Your objective:
Every entry needs to be reproduced exactly.

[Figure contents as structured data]

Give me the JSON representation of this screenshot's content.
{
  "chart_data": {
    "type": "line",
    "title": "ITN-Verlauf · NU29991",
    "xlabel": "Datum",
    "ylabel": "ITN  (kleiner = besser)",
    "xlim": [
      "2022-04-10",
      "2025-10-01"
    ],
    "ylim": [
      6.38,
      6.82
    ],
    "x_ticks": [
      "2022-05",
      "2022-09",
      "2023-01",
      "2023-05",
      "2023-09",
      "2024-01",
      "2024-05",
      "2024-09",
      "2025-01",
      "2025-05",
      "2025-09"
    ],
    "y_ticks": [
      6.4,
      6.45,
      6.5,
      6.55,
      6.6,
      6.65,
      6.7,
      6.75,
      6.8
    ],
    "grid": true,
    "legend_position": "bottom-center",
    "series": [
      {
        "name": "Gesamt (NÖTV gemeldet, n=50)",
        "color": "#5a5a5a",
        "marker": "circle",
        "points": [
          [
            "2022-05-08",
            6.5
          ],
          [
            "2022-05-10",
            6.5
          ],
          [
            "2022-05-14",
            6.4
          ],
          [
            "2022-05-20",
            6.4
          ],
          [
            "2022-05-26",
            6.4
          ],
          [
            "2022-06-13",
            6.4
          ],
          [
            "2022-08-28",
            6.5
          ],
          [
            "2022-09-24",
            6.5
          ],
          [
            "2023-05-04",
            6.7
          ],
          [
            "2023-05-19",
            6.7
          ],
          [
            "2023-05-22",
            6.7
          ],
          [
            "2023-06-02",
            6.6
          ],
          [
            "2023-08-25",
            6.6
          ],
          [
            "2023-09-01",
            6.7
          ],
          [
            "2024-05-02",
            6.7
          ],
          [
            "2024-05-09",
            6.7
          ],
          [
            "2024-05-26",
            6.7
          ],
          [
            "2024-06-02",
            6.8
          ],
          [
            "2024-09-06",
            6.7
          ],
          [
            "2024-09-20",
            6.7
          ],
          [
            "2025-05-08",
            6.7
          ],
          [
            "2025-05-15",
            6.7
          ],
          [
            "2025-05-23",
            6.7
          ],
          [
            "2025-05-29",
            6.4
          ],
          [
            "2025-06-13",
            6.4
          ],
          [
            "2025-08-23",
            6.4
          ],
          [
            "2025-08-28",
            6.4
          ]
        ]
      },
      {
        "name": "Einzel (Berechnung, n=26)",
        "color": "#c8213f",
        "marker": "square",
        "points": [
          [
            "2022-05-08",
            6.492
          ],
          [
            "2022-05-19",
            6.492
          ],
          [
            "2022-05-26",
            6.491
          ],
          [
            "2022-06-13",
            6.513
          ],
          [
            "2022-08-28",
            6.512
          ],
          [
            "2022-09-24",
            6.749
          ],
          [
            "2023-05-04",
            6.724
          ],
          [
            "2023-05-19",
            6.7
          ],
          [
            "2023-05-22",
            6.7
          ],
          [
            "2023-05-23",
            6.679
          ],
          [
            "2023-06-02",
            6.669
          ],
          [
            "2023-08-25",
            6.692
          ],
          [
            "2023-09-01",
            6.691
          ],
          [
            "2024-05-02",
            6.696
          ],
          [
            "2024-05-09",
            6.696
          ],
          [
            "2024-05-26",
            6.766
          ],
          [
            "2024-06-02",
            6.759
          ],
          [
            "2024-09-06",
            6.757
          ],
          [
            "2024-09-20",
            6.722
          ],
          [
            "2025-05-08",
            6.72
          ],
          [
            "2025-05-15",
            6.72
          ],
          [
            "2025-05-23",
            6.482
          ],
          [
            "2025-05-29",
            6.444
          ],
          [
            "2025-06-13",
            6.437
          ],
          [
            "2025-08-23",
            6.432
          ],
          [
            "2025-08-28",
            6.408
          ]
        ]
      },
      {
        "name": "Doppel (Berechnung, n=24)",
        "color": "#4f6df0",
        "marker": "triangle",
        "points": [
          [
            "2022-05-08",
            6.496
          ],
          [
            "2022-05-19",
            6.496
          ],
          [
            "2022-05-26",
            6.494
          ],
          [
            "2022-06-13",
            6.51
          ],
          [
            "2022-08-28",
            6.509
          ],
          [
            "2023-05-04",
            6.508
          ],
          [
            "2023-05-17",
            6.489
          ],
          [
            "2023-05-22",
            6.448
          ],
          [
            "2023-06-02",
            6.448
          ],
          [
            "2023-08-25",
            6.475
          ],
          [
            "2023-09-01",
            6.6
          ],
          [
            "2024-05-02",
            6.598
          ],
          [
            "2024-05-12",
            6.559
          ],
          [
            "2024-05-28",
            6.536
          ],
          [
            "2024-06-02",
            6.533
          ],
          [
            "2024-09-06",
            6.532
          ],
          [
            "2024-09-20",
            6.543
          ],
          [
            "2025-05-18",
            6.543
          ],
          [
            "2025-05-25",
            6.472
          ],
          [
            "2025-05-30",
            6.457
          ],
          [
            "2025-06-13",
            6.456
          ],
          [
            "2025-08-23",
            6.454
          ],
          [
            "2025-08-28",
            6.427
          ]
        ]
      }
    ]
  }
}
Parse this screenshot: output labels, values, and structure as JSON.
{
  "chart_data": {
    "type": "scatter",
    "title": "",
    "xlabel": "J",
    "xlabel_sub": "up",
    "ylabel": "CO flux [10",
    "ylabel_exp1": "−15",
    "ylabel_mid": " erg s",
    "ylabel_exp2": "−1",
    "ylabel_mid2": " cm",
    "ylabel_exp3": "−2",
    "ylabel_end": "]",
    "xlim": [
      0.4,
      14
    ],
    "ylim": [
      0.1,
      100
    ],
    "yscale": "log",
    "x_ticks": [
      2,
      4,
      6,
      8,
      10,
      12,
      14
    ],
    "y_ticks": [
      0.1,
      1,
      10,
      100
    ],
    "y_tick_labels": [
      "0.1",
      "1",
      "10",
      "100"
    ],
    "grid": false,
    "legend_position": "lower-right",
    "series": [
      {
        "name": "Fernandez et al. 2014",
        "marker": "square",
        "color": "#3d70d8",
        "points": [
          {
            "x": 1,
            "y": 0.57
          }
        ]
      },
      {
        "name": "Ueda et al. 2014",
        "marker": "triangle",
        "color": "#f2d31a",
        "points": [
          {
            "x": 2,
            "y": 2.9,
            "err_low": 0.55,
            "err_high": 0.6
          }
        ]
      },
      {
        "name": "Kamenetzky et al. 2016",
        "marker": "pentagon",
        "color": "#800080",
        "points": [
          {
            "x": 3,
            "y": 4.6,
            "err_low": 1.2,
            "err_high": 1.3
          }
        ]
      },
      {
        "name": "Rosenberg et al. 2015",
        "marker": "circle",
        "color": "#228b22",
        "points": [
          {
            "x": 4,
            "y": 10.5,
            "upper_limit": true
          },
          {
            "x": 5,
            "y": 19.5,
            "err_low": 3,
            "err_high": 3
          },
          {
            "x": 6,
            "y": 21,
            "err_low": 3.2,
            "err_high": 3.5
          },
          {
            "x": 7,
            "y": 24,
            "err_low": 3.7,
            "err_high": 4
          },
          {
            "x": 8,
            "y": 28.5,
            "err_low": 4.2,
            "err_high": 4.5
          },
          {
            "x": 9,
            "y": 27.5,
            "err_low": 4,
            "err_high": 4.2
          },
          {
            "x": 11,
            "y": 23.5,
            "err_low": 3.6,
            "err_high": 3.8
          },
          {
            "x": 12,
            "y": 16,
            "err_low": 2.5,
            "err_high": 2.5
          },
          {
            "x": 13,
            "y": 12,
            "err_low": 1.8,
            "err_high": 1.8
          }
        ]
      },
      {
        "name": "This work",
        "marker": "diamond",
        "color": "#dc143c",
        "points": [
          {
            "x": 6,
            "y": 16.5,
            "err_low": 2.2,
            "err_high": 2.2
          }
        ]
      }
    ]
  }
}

Final result:
Give me the JSON representation of this screenshot's content.
{
  "chart_data": {
    "type": "line",
    "title": "ITN-Verlauf · NU29991",
    "xlabel": "Datum",
    "ylabel": "ITN  (kleiner = besser)",
    "xlim": [
      "2022-04-10",
      "2025-10-01"
    ],
    "ylim": [
      6.38,
      6.82
    ],
    "x_ticks": [
      "2022-05",
      "2022-09",
      "2023-01",
      "2023-05",
      "2023-09",
      "2024-01",
      "2024-05",
      "2024-09",
      "2025-01",
      "2025-05",
      "2025-09"
    ],
    "y_ticks": [
      6.4,
      6.45,
      6.5,
      6.55,
      6.6,
      6.65,
      6.7,
      6.75,
      6.8
    ],
    "grid": true,
    "legend_position": "bottom-center",
    "series": [
      {
        "name": "Gesamt (NÖTV gemeldet, n=50)",
        "color": "#5a5a5a",
        "marker": "circle",
        "points": [
          [
            "2022-05-08",
            6.5
          ],
          [
            "2022-05-10",
            6.5
          ],
          [
            "2022-05-14",
            6.4
          ],
          [
            "2022-05-20",
            6.4
          ],
          [
            "2022-05-26",
            6.4
          ],
          [
            "2022-06-13",
            6.4
          ],
          [
            "2022-08-28",
            6.5
          ],
          [
            "2022-09-24",
            6.5
          ],
          [
            "2023-05-04",
            6.7
          ],
          [
            "2023-05-19",
            6.7
          ],
          [
            "2023-05-22",
            6.7
          ],
          [
            "2023-06-02",
            6.6
          ],
          [
            "2023-08-25",
            6.6
          ],
          [
            "2023-09-01",
            6.7
          ],
          [
            "2024-05-02",
            6.7
          ],
          [
            "2024-05-09",
            6.7
          ],
          [
            "2024-05-26",
            6.7
          ],
          [
            "2024-06-02",
            6.8
          ],
          [
            "2024-09-06",
            6.7
          ],
          [
            "2024-09-20",
            6.7
          ],
          [
            "2025-05-08",
            6.7
          ],
          [
            "2025-05-15",
            6.7
          ],
          [
            "2025-05-23",
            6.7
          ],
          [
            "2025-05-29",
            6.4
          ],
          [
            "2025-06-13",
            6.4
          ],
          [
            "2025-08-23",
            6.4
          ],
          [
            "2025-08-28",
            6.4
          ]
        ]
      },
      {
        "name": "Einzel (Berechnung, n=26)",
        "color": "#c8213f",
        "marker": "square",
        "points": [
          [
            "2022-05-08",
            6.492
          ],
          [
            "2022-05-19",
            6.492
          ],
          [
            "2022-05-26",
            6.491
          ],
          [
            "2022-06-13",
            6.513
          ],
          [
            "2022-08-28",
            6.512
          ],
          [
            "2022-09-24",
            6.749
          ],
          [
            "2023-05-04",
            6.724
          ],
          [
            "2023-05-19",
            6.7
          ],
          [
            "2023-05-22",
            6.7
          ],
          [
            "2023-05-23",
            6.679
          ],
          [
            "2023-06-02",
            6.669
          ],
          [
            "2023-08-25",
            6.692
          ],
          [
            "2023-09-01",
            6.691
          ],
          [
            "2024-05-02",
            6.696
          ],
          [
            "2024-05-09",
            6.696
          ],
          [
            "2024-05-26",
            6.766
          ],
          [
            "2024-06-02",
            6.759
          ],
          [
            "2024-09-06",
            6.757
          ],
          [
            "2024-09-20",
            6.722
          ],
          [
            "2025-05-08",
            6.72
          ],
          [
            "2025-05-15",
            6.72
          ],
          [
            "2025-05-23",
            6.482
          ],
          [
            "2025-05-29",
            6.444
          ],
          [
            "2025-06-13",
            6.437
          ],
          [
            "2025-08-23",
            6.432
          ],
          [
            "2025-08-28",
            6.408
          ]
        ]
      },
      {
        "name": "Doppel (Berechnung, n=24)",
        "color": "#4f6df0",
        "marker": "triangle",
        "points": [
          [
            "2022-05-08",
            6.496
          ],
          [
            "2022-05-19",
            6.496
          ],
          [
            "2022-05-26",
            6.494
          ],
          [
            "2022-06-13",
            6.51
          ],
          [
            "2022-08-28",
            6.509
          ],
          [
            "2023-05-04",
            6.508
          ],
          [
            "2023-05-17",
            6.489
          ],
          [
            "2023-05-22",
            6.448
          ],
          [
            "2023-06-02",
            6.448
          ],
          [
            "2023-08-25",
            6.475
          ],
          [
            "2023-09-01",
            6.6
          ],
          [
            "2024-05-02",
            6.598
          ],
          [
            "2024-05-12",
            6.559
          ],
          [
            "2024-05-28",
            6.536
          ],
          [
            "2024-06-02",
            6.533
          ],
          [
            "2024-09-06",
            6.532
          ],
          [
            "2024-09-20",
            6.543
          ],
          [
            "2025-05-18",
            6.543
          ],
          [
            "2025-05-25",
            6.472
          ],
          [
            "2025-05-30",
            6.457
          ],
          [
            "2025-06-13",
            6.456
          ],
          [
            "2025-08-23",
            6.454
          ],
          [
            "2025-08-28",
            6.427
          ]
        ]
      }
    ]
  }
}
Parse this screenshot: output labels, values, and structure as JSON.
{
  "chart_data": {
    "type": "scatter",
    "title": "",
    "xlabel": "J",
    "xlabel_sub": "up",
    "ylabel": "CO flux [10",
    "ylabel_exp1": "−15",
    "ylabel_mid": " erg s",
    "ylabel_exp2": "−1",
    "ylabel_mid2": " cm",
    "ylabel_exp3": "−2",
    "ylabel_end": "]",
    "xlim": [
      0.4,
      14
    ],
    "ylim": [
      0.1,
      100
    ],
    "yscale": "log",
    "x_ticks": [
      2,
      4,
      6,
      8,
      10,
      12,
      14
    ],
    "y_ticks": [
      0.1,
      1,
      10,
      100
    ],
    "y_tick_labels": [
      "0.1",
      "1",
      "10",
      "100"
    ],
    "grid": false,
    "legend_position": "lower-right",
    "series": [
      {
        "name": "Fernandez et al. 2014",
        "marker": "square",
        "color": "#3d70d8",
        "points": [
          {
            "x": 1,
            "y": 0.57
          }
        ]
      },
      {
        "name": "Ueda et al. 2014",
        "marker": "triangle",
        "color": "#f2d31a",
        "points": [
          {
            "x": 2,
            "y": 2.9,
            "err_low": 0.55,
            "err_high": 0.6
          }
        ]
      },
      {
        "name": "Kamenetzky et al. 2016",
        "marker": "pentagon",
        "color": "#800080",
        "points": [
          {
            "x": 3,
            "y": 4.6,
            "err_low": 1.2,
            "err_high": 1.3
          }
        ]
      },
      {
        "name": "Rosenberg et al. 2015",
        "marker": "circle",
        "color": "#228b22",
        "points": [
          {
            "x": 4,
            "y": 10.5,
            "upper_limit": true
          },
          {
            "x": 5,
            "y": 19.5,
            "err_low": 3,
            "err_high": 3
          },
          {
            "x": 6,
            "y": 21,
            "err_low": 3.2,
            "err_high": 3.5
          },
          {
            "x": 7,
            "y": 24,
            "err_low": 3.7,
            "err_high": 4
          },
          {
            "x": 8,
            "y": 28.5,
            "err_low": 4.2,
            "err_high": 4.5
          },
          {
            "x": 9,
            "y": 27.5,
            "err_low": 4,
            "err_high": 4.2
          },
          {
            "x": 11,
            "y": 23.5,
            "err_low": 3.6,
            "err_high": 3.8
          },
          {
            "x": 12,
            "y": 16,
            "err_low": 2.5,
            "err_high": 2.5
          },
          {
            "x": 13,
            "y": 12,
            "err_low": 1.8,
            "err_high": 1.8
          }
        ]
      },
      {
        "name": "This work",
        "marker": "diamond",
        "color": "#dc143c",
        "points": [
          {
            "x": 6,
            "y": 16.5,
            "err_low": 2.2,
            "err_high": 2.2
          }
        ]
      }
    ]
  }
}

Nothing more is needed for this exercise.